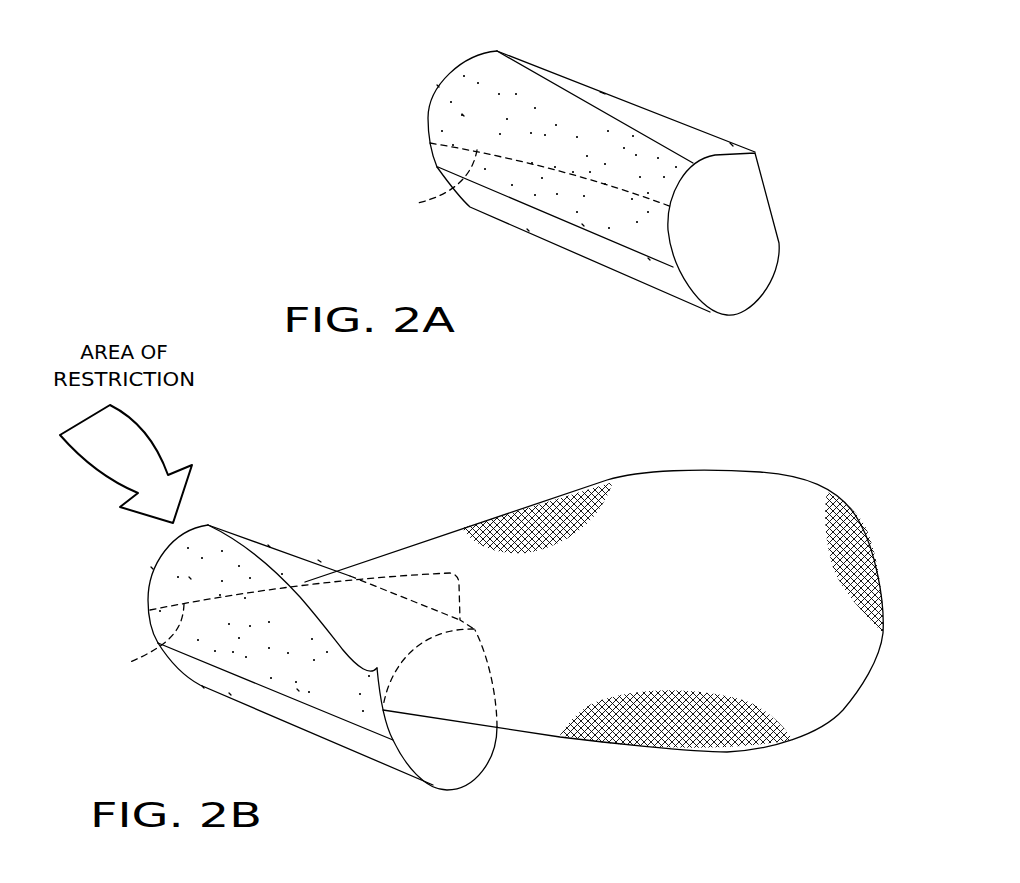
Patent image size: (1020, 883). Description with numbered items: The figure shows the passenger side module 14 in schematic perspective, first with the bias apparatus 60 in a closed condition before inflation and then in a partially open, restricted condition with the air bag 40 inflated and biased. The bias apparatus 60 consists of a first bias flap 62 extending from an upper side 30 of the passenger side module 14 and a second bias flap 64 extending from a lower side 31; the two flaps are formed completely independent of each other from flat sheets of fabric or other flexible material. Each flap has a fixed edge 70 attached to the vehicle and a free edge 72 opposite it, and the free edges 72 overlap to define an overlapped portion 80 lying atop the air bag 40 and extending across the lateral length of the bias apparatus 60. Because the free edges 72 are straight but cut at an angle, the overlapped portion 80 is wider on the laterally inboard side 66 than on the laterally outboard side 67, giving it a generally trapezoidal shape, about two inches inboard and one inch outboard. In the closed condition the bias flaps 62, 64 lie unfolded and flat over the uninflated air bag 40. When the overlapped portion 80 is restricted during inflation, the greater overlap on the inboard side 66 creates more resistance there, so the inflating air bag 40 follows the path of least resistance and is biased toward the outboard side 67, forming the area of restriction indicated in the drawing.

In FIG. 2A, the passenger side module 14 is at (692, 102).
In FIG. 2B, the passenger side module 14 is at (345, 520).
In FIG. 2A, the upper side 30 is at (591, 86).
In FIG. 2B, the upper side 30 is at (335, 567).
In FIG. 2A, the lower side 31 is at (528, 230).
In FIG. 2B, the lower side 31 is at (230, 694).
In FIG. 2B, the air bag 40 is at (773, 480).
In FIG. 2A, the bias apparatus 60 is at (620, 125).
In FIG. 2B, the bias apparatus 60 is at (272, 565).
In FIG. 2A, the first bias flap 62 is at (702, 130).
In FIG. 2B, the first bias flap 62 is at (324, 555).
In FIG. 2A, the second bias flap 64 is at (582, 225).
In FIG. 2B, the second bias flap 64 is at (296, 690).
In FIG. 2A, the inboard side 66 is at (438, 86).
In FIG. 2B, the inboard side 66 is at (152, 568).
In FIG. 2A, the outboard side 67 is at (748, 211).
In FIG. 2B, the outboard side 67 is at (461, 763).
In FIG. 2A, the fixed edge 70 is at (733, 143).
In FIG. 2B, the fixed edge 70 is at (269, 545).
In FIG. 2A, the free edge 72 is at (535, 73).
In FIG. 2B, the free edge 72 is at (253, 541).
In FIG. 2A, the overlapped portion 80 is at (463, 115).
In FIG. 2B, the overlapped portion 80 is at (190, 578).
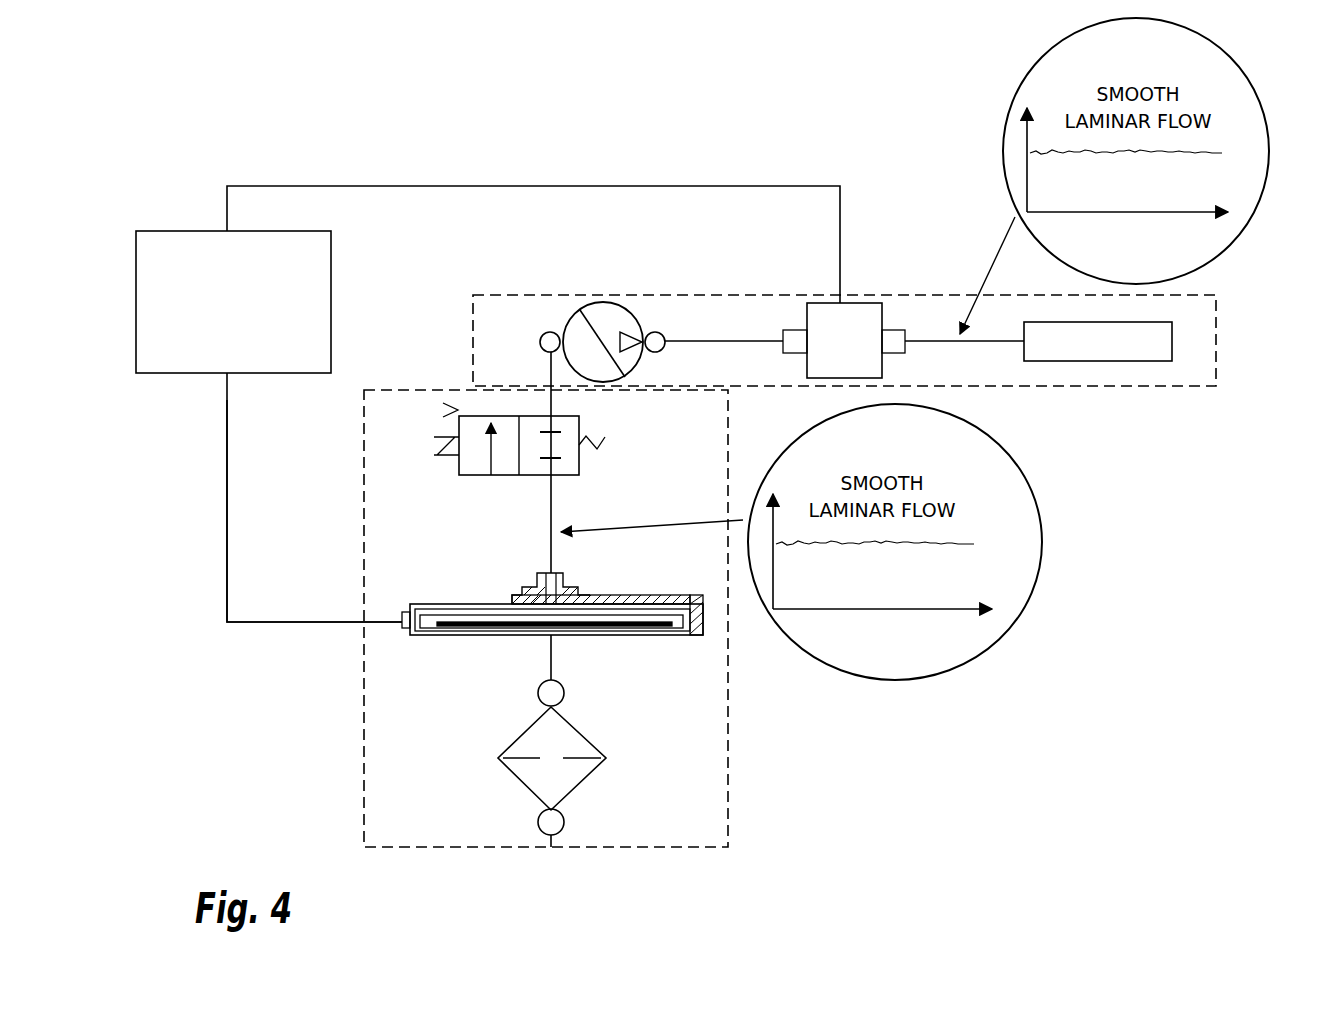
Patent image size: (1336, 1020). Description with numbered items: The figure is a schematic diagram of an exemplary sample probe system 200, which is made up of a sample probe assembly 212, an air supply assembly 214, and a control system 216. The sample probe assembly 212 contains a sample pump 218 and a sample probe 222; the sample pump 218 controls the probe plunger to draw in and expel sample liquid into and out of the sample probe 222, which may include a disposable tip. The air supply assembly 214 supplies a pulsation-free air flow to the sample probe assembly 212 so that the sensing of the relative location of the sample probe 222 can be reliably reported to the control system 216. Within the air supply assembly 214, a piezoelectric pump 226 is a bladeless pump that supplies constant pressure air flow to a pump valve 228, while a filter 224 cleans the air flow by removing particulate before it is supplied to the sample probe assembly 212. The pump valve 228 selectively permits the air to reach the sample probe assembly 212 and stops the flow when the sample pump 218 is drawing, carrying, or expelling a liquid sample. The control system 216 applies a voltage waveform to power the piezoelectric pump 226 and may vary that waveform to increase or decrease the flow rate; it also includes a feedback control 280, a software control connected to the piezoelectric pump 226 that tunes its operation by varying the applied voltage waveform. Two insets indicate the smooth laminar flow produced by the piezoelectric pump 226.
────
TASK GOAL:
Copy everything in the material from its start down through the line that contains "In FIG. 2B, the bias". Leave the pictures out.

FINAL RESULT:
Patent image size: (1020, 883). Description with numbered items: The figure shows the passenger side module 14 in schematic perspective, first with the bias apparatus 60 in a closed condition before inflation and then in a partially open, restricted condition with the air bag 40 inflated and biased. The bias apparatus 60 consists of a first bias flap 62 extending from an upper side 30 of the passenger side module 14 and a second bias flap 64 extending from a lower side 31; the two flaps are formed completely independent of each other from flat sheets of fabric or other flexible material. Each flap has a fixed edge 70 attached to the vehicle and a free edge 72 opposite it, and the free edges 72 overlap to define an overlapped portion 80 lying atop the air bag 40 and extending across the lateral length of the bias apparatus 60. Because the free edges 72 are straight but cut at an angle, the overlapped portion 80 is wider on the laterally inboard side 66 than on the laterally outboard side 67, giving it a generally trapezoidal shape, about two inches inboard and one inch outboard. In the closed condition the bias flaps 62, 64 lie unfolded and flat over the uninflated air bag 40. When the overlapped portion 80 is restricted during inflation, the greater overlap on the inboard side 66 creates more resistance there, so the inflating air bag 40 follows the path of least resistance and is biased toward the outboard side 67, forming the area of restriction indicated in the drawing.

In FIG. 2A, the passenger side module 14 is at (692, 102).
In FIG. 2B, the passenger side module 14 is at (345, 520).
In FIG. 2A, the upper side 30 is at (591, 86).
In FIG. 2B, the upper side 30 is at (335, 567).
In FIG. 2A, the lower side 31 is at (528, 230).
In FIG. 2B, the lower side 31 is at (230, 694).
In FIG. 2B, the air bag 40 is at (773, 480).
In FIG. 2A, the bias apparatus 60 is at (620, 125).
In FIG. 2B, the bias apparatus 60 is at (272, 565).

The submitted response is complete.